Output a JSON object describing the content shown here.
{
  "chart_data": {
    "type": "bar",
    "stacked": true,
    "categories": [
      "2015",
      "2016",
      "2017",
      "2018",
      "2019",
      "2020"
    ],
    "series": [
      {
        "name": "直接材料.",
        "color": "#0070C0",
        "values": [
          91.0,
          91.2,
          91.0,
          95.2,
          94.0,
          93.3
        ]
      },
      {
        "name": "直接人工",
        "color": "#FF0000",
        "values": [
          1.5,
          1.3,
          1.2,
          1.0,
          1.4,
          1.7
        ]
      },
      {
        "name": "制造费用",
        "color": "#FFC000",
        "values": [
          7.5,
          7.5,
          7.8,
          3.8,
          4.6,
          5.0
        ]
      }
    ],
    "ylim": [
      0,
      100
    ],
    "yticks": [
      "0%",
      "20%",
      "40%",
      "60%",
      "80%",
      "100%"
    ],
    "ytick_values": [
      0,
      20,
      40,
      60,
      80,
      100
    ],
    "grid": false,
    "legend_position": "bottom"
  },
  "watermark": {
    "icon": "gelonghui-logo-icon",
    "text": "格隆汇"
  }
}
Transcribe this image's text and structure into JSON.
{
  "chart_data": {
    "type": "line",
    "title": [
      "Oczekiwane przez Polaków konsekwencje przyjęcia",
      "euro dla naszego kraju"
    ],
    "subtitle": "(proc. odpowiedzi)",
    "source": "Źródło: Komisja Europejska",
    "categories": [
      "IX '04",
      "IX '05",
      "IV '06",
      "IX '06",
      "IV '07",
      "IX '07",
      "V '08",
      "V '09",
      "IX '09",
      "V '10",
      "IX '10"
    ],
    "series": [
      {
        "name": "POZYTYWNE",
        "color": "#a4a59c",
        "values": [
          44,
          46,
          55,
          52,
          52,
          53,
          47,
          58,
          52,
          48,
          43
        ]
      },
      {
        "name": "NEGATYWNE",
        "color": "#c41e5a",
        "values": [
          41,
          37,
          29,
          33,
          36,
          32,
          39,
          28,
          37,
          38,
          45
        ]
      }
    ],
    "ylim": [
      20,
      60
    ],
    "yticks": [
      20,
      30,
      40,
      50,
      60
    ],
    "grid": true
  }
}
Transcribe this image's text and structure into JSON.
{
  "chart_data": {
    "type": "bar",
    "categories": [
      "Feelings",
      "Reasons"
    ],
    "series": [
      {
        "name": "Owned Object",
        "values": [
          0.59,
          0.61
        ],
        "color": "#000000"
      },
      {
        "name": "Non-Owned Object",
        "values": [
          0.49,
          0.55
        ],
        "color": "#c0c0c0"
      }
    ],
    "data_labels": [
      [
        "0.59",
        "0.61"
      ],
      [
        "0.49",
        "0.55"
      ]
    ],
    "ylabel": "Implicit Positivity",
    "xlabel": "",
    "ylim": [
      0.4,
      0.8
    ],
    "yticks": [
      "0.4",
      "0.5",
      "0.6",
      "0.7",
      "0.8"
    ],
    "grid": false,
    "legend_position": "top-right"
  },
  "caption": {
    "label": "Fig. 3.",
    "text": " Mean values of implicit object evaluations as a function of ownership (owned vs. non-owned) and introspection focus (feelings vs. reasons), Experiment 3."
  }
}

※ ※ ※

Repeat every line of the data, exactly and in full.

Output a JSON object describing the content shown here.
{
  "chart_data": {
    "type": "bar",
    "stacked": true,
    "categories": [
      "2015",
      "2016",
      "2017",
      "2018",
      "2019",
      "2020"
    ],
    "series": [
      {
        "name": "直接材料.",
        "color": "#0070C0",
        "values": [
          91.0,
          91.2,
          91.0,
          95.2,
          94.0,
          93.3
        ]
      },
      {
        "name": "直接人工",
        "color": "#FF0000",
        "values": [
          1.5,
          1.3,
          1.2,
          1.0,
          1.4,
          1.7
        ]
      },
      {
        "name": "制造费用",
        "color": "#FFC000",
        "values": [
          7.5,
          7.5,
          7.8,
          3.8,
          4.6,
          5.0
        ]
      }
    ],
    "ylim": [
      0,
      100
    ],
    "yticks": [
      "0%",
      "20%",
      "40%",
      "60%",
      "80%",
      "100%"
    ],
    "ytick_values": [
      0,
      20,
      40,
      60,
      80,
      100
    ],
    "grid": false,
    "legend_position": "bottom"
  },
  "watermark": {
    "icon": "gelonghui-logo-icon",
    "text": "格隆汇"
  }
}
Transcribe this image's text and structure into JSON.
{
  "chart_data": {
    "type": "line",
    "title": [
      "Oczekiwane przez Polaków konsekwencje przyjęcia",
      "euro dla naszego kraju"
    ],
    "subtitle": "(proc. odpowiedzi)",
    "source": "Źródło: Komisja Europejska",
    "categories": [
      "IX '04",
      "IX '05",
      "IV '06",
      "IX '06",
      "IV '07",
      "IX '07",
      "V '08",
      "V '09",
      "IX '09",
      "V '10",
      "IX '10"
    ],
    "series": [
      {
        "name": "POZYTYWNE",
        "color": "#a4a59c",
        "values": [
          44,
          46,
          55,
          52,
          52,
          53,
          47,
          58,
          52,
          48,
          43
        ]
      },
      {
        "name": "NEGATYWNE",
        "color": "#c41e5a",
        "values": [
          41,
          37,
          29,
          33,
          36,
          32,
          39,
          28,
          37,
          38,
          45
        ]
      }
    ],
    "ylim": [
      20,
      60
    ],
    "yticks": [
      20,
      30,
      40,
      50,
      60
    ],
    "grid": true
  }
}
Transcribe this image's text and structure into JSON.
{
  "chart_data": {
    "type": "bar",
    "categories": [
      "Feelings",
      "Reasons"
    ],
    "series": [
      {
        "name": "Owned Object",
        "values": [
          0.59,
          0.61
        ],
        "color": "#000000"
      },
      {
        "name": "Non-Owned Object",
        "values": [
          0.49,
          0.55
        ],
        "color": "#c0c0c0"
      }
    ],
    "data_labels": [
      [
        "0.59",
        "0.61"
      ],
      [
        "0.49",
        "0.55"
      ]
    ],
    "ylabel": "Implicit Positivity",
    "xlabel": "",
    "ylim": [
      0.4,
      0.8
    ],
    "yticks": [
      "0.4",
      "0.5",
      "0.6",
      "0.7",
      "0.8"
    ],
    "grid": false,
    "legend_position": "top-right"
  },
  "caption": {
    "label": "Fig. 3.",
    "text": " Mean values of implicit object evaluations as a function of ownership (owned vs. non-owned) and introspection focus (feelings vs. reasons), Experiment 3."
  }
}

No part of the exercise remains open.